INFORMATION GIVEN
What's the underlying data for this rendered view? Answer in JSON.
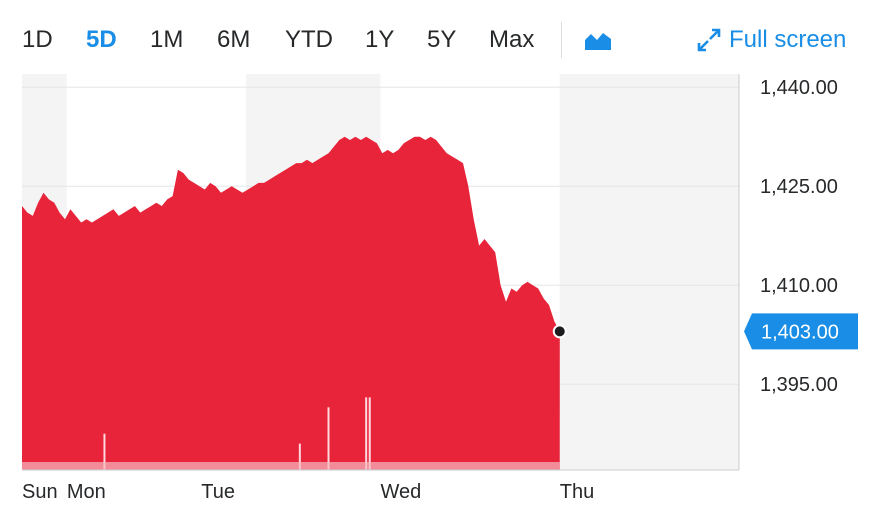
{
  "range_selector": {
    "options": [
      {
        "label": "1D",
        "active": false
      },
      {
        "label": "5D",
        "active": true
      },
      {
        "label": "1M",
        "active": false
      },
      {
        "label": "6M",
        "active": false
      },
      {
        "label": "YTD",
        "active": false
      },
      {
        "label": "1Y",
        "active": false
      },
      {
        "label": "5Y",
        "active": false
      },
      {
        "label": "Max",
        "active": false
      }
    ],
    "chart_type_icon": "mountain-chart-icon",
    "fullscreen_label": "Full screen",
    "fullscreen_icon": "expand-arrows-icon"
  },
  "colors": {
    "accent": "#1a8ee6",
    "area_fill": "#e8243a",
    "shaded_band": "#f4f4f4",
    "grid": "#e3e5e8"
  },
  "chart_data": {
    "type": "area",
    "title": "",
    "xlabel": "",
    "ylabel": "",
    "ylim": [
      1382,
      1442
    ],
    "y_ticks": [
      {
        "value": 1440,
        "label": "1,440.00"
      },
      {
        "value": 1425,
        "label": "1,425.00"
      },
      {
        "value": 1410,
        "label": "1,410.00"
      },
      {
        "value": 1395,
        "label": "1,395.00"
      }
    ],
    "x_ticks": [
      {
        "label": "Sun",
        "pos": 0
      },
      {
        "label": "Mon",
        "pos": 0.25
      },
      {
        "label": "Tue",
        "pos": 1.0
      },
      {
        "label": "Wed",
        "pos": 2.0
      },
      {
        "label": "Thu",
        "pos": 3.0
      }
    ],
    "x_domain": [
      0,
      4.0
    ],
    "shaded_bands": [
      [
        0,
        0.25
      ],
      [
        1.25,
        2.0
      ],
      [
        3.0,
        4.0
      ]
    ],
    "current_price": {
      "value": 1403.0,
      "label": "1,403.00"
    },
    "series": [
      {
        "points": [
          [
            0.0,
            1422.0
          ],
          [
            0.03,
            1421.0
          ],
          [
            0.06,
            1420.5
          ],
          [
            0.09,
            1422.5
          ],
          [
            0.12,
            1424.0
          ],
          [
            0.15,
            1423.0
          ],
          [
            0.18,
            1422.5
          ],
          [
            0.21,
            1421.0
          ],
          [
            0.24,
            1420.0
          ],
          [
            0.27,
            1421.5
          ],
          [
            0.3,
            1420.5
          ],
          [
            0.33,
            1419.5
          ],
          [
            0.36,
            1420.0
          ],
          [
            0.39,
            1419.5
          ],
          [
            0.42,
            1420.0
          ],
          [
            0.45,
            1420.5
          ],
          [
            0.48,
            1421.0
          ],
          [
            0.51,
            1421.5
          ],
          [
            0.54,
            1420.5
          ],
          [
            0.57,
            1421.0
          ],
          [
            0.6,
            1421.5
          ],
          [
            0.63,
            1422.0
          ],
          [
            0.66,
            1421.0
          ],
          [
            0.69,
            1421.5
          ],
          [
            0.72,
            1422.0
          ],
          [
            0.75,
            1422.5
          ],
          [
            0.78,
            1422.0
          ],
          [
            0.81,
            1423.0
          ],
          [
            0.84,
            1423.5
          ],
          [
            0.87,
            1427.5
          ],
          [
            0.9,
            1427.0
          ],
          [
            0.93,
            1426.0
          ],
          [
            0.96,
            1425.5
          ],
          [
            0.99,
            1425.0
          ],
          [
            1.02,
            1424.5
          ],
          [
            1.05,
            1425.5
          ],
          [
            1.08,
            1425.0
          ],
          [
            1.11,
            1424.0
          ],
          [
            1.14,
            1424.5
          ],
          [
            1.17,
            1425.0
          ],
          [
            1.2,
            1424.5
          ],
          [
            1.23,
            1424.0
          ],
          [
            1.26,
            1424.5
          ],
          [
            1.29,
            1425.0
          ],
          [
            1.32,
            1425.5
          ],
          [
            1.35,
            1425.5
          ],
          [
            1.38,
            1426.0
          ],
          [
            1.41,
            1426.5
          ],
          [
            1.44,
            1427.0
          ],
          [
            1.47,
            1427.5
          ],
          [
            1.5,
            1428.0
          ],
          [
            1.53,
            1428.5
          ],
          [
            1.56,
            1428.5
          ],
          [
            1.59,
            1429.0
          ],
          [
            1.62,
            1428.5
          ],
          [
            1.65,
            1429.0
          ],
          [
            1.68,
            1429.5
          ],
          [
            1.71,
            1430.0
          ],
          [
            1.74,
            1431.0
          ],
          [
            1.77,
            1432.0
          ],
          [
            1.8,
            1432.5
          ],
          [
            1.83,
            1432.0
          ],
          [
            1.86,
            1432.5
          ],
          [
            1.89,
            1432.0
          ],
          [
            1.92,
            1432.5
          ],
          [
            1.95,
            1432.0
          ],
          [
            1.98,
            1431.5
          ],
          [
            2.01,
            1430.0
          ],
          [
            2.04,
            1430.5
          ],
          [
            2.07,
            1430.0
          ],
          [
            2.1,
            1430.5
          ],
          [
            2.13,
            1431.5
          ],
          [
            2.16,
            1432.0
          ],
          [
            2.19,
            1432.5
          ],
          [
            2.22,
            1432.5
          ],
          [
            2.25,
            1432.0
          ],
          [
            2.28,
            1432.5
          ],
          [
            2.31,
            1432.0
          ],
          [
            2.34,
            1431.0
          ],
          [
            2.37,
            1430.0
          ],
          [
            2.4,
            1429.5
          ],
          [
            2.43,
            1429.0
          ],
          [
            2.46,
            1428.5
          ],
          [
            2.49,
            1425.0
          ],
          [
            2.52,
            1420.0
          ],
          [
            2.55,
            1416.0
          ],
          [
            2.58,
            1417.0
          ],
          [
            2.61,
            1416.0
          ],
          [
            2.64,
            1415.0
          ],
          [
            2.67,
            1410.0
          ],
          [
            2.7,
            1407.5
          ],
          [
            2.73,
            1409.5
          ],
          [
            2.76,
            1409.0
          ],
          [
            2.79,
            1410.0
          ],
          [
            2.82,
            1410.5
          ],
          [
            2.85,
            1410.0
          ],
          [
            2.88,
            1409.5
          ],
          [
            2.91,
            1408.0
          ],
          [
            2.94,
            1407.0
          ],
          [
            2.97,
            1404.5
          ],
          [
            3.0,
            1403.0
          ]
        ]
      }
    ],
    "volume_spikes": [
      [
        0.46,
        1387.5
      ],
      [
        1.55,
        1386.0
      ],
      [
        1.71,
        1391.5
      ],
      [
        1.92,
        1393.0
      ],
      [
        1.94,
        1393.0
      ]
    ]
  }
}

EXERCISE GOAL
Leave images out of the retyped records; keep all else exact.

SOLUTION FOR THIS TASK
What's the underlying data for this rendered view? Answer in JSON.
{
  "range_selector": {
    "options": [
      {
        "label": "1D",
        "active": false
      },
      {
        "label": "5D",
        "active": true
      },
      {
        "label": "1M",
        "active": false
      },
      {
        "label": "6M",
        "active": false
      },
      {
        "label": "YTD",
        "active": false
      },
      {
        "label": "1Y",
        "active": false
      },
      {
        "label": "5Y",
        "active": false
      },
      {
        "label": "Max",
        "active": false
      }
    ],
    "chart_type_icon": "mountain-chart-icon",
    "fullscreen_label": "Full screen",
    "fullscreen_icon": "expand-arrows-icon"
  },
  "colors": {
    "accent": "#1a8ee6",
    "area_fill": "#e8243a",
    "shaded_band": "#f4f4f4",
    "grid": "#e3e5e8"
  },
  "chart_data": {
    "type": "area",
    "title": "",
    "xlabel": "",
    "ylabel": "",
    "ylim": [
      1382,
      1442
    ],
    "y_ticks": [
      {
        "value": 1440,
        "label": "1,440.00"
      },
      {
        "value": 1425,
        "label": "1,425.00"
      },
      {
        "value": 1410,
        "label": "1,410.00"
      },
      {
        "value": 1395,
        "label": "1,395.00"
      }
    ],
    "x_ticks": [
      {
        "label": "Sun",
        "pos": 0
      },
      {
        "label": "Mon",
        "pos": 0.25
      },
      {
        "label": "Tue",
        "pos": 1.0
      },
      {
        "label": "Wed",
        "pos": 2.0
      },
      {
        "label": "Thu",
        "pos": 3.0
      }
    ],
    "x_domain": [
      0,
      4.0
    ],
    "shaded_bands": [
      [
        0,
        0.25
      ],
      [
        1.25,
        2.0
      ],
      [
        3.0,
        4.0
      ]
    ],
    "current_price": {
      "value": 1403.0,
      "label": "1,403.00"
    },
    "series": [
      {
        "points": [
          [
            0.0,
            1422.0
          ],
          [
            0.03,
            1421.0
          ],
          [
            0.06,
            1420.5
          ],
          [
            0.09,
            1422.5
          ],
          [
            0.12,
            1424.0
          ],
          [
            0.15,
            1423.0
          ],
          [
            0.18,
            1422.5
          ],
          [
            0.21,
            1421.0
          ],
          [
            0.24,
            1420.0
          ],
          [
            0.27,
            1421.5
          ],
          [
            0.3,
            1420.5
          ],
          [
            0.33,
            1419.5
          ],
          [
            0.36,
            1420.0
          ],
          [
            0.39,
            1419.5
          ],
          [
            0.42,
            1420.0
          ],
          [
            0.45,
            1420.5
          ],
          [
            0.48,
            1421.0
          ],
          [
            0.51,
            1421.5
          ],
          [
            0.54,
            1420.5
          ],
          [
            0.57,
            1421.0
          ],
          [
            0.6,
            1421.5
          ],
          [
            0.63,
            1422.0
          ],
          [
            0.66,
            1421.0
          ],
          [
            0.69,
            1421.5
          ],
          [
            0.72,
            1422.0
          ],
          [
            0.75,
            1422.5
          ],
          [
            0.78,
            1422.0
          ],
          [
            0.81,
            1423.0
          ],
          [
            0.84,
            1423.5
          ],
          [
            0.87,
            1427.5
          ],
          [
            0.9,
            1427.0
          ],
          [
            0.93,
            1426.0
          ],
          [
            0.96,
            1425.5
          ],
          [
            0.99,
            1425.0
          ],
          [
            1.02,
            1424.5
          ],
          [
            1.05,
            1425.5
          ],
          [
            1.08,
            1425.0
          ],
          [
            1.11,
            1424.0
          ],
          [
            1.14,
            1424.5
          ],
          [
            1.17,
            1425.0
          ],
          [
            1.2,
            1424.5
          ],
          [
            1.23,
            1424.0
          ],
          [
            1.26,
            1424.5
          ],
          [
            1.29,
            1425.0
          ],
          [
            1.32,
            1425.5
          ],
          [
            1.35,
            1425.5
          ],
          [
            1.38,
            1426.0
          ],
          [
            1.41,
            1426.5
          ],
          [
            1.44,
            1427.0
          ],
          [
            1.47,
            1427.5
          ],
          [
            1.5,
            1428.0
          ],
          [
            1.53,
            1428.5
          ],
          [
            1.56,
            1428.5
          ],
          [
            1.59,
            1429.0
          ],
          [
            1.62,
            1428.5
          ],
          [
            1.65,
            1429.0
          ],
          [
            1.68,
            1429.5
          ],
          [
            1.71,
            1430.0
          ],
          [
            1.74,
            1431.0
          ],
          [
            1.77,
            1432.0
          ],
          [
            1.8,
            1432.5
          ],
          [
            1.83,
            1432.0
          ],
          [
            1.86,
            1432.5
          ],
          [
            1.89,
            1432.0
          ],
          [
            1.92,
            1432.5
          ],
          [
            1.95,
            1432.0
          ],
          [
            1.98,
            1431.5
          ],
          [
            2.01,
            1430.0
          ],
          [
            2.04,
            1430.5
          ],
          [
            2.07,
            1430.0
          ],
          [
            2.1,
            1430.5
          ],
          [
            2.13,
            1431.5
          ],
          [
            2.16,
            1432.0
          ],
          [
            2.19,
            1432.5
          ],
          [
            2.22,
            1432.5
          ],
          [
            2.25,
            1432.0
          ],
          [
            2.28,
            1432.5
          ],
          [
            2.31,
            1432.0
          ],
          [
            2.34,
            1431.0
          ],
          [
            2.37,
            1430.0
          ],
          [
            2.4,
            1429.5
          ],
          [
            2.43,
            1429.0
          ],
          [
            2.46,
            1428.5
          ],
          [
            2.49,
            1425.0
          ],
          [
            2.52,
            1420.0
          ],
          [
            2.55,
            1416.0
          ],
          [
            2.58,
            1417.0
          ],
          [
            2.61,
            1416.0
          ],
          [
            2.64,
            1415.0
          ],
          [
            2.67,
            1410.0
          ],
          [
            2.7,
            1407.5
          ],
          [
            2.73,
            1409.5
          ],
          [
            2.76,
            1409.0
          ],
          [
            2.79,
            1410.0
          ],
          [
            2.82,
            1410.5
          ],
          [
            2.85,
            1410.0
          ],
          [
            2.88,
            1409.5
          ],
          [
            2.91,
            1408.0
          ],
          [
            2.94,
            1407.0
          ],
          [
            2.97,
            1404.5
          ],
          [
            3.0,
            1403.0
          ]
        ]
      }
    ],
    "volume_spikes": [
      [
        0.46,
        1387.5
      ],
      [
        1.55,
        1386.0
      ],
      [
        1.71,
        1391.5
      ],
      [
        1.92,
        1393.0
      ],
      [
        1.94,
        1393.0
      ]
    ]
  }
}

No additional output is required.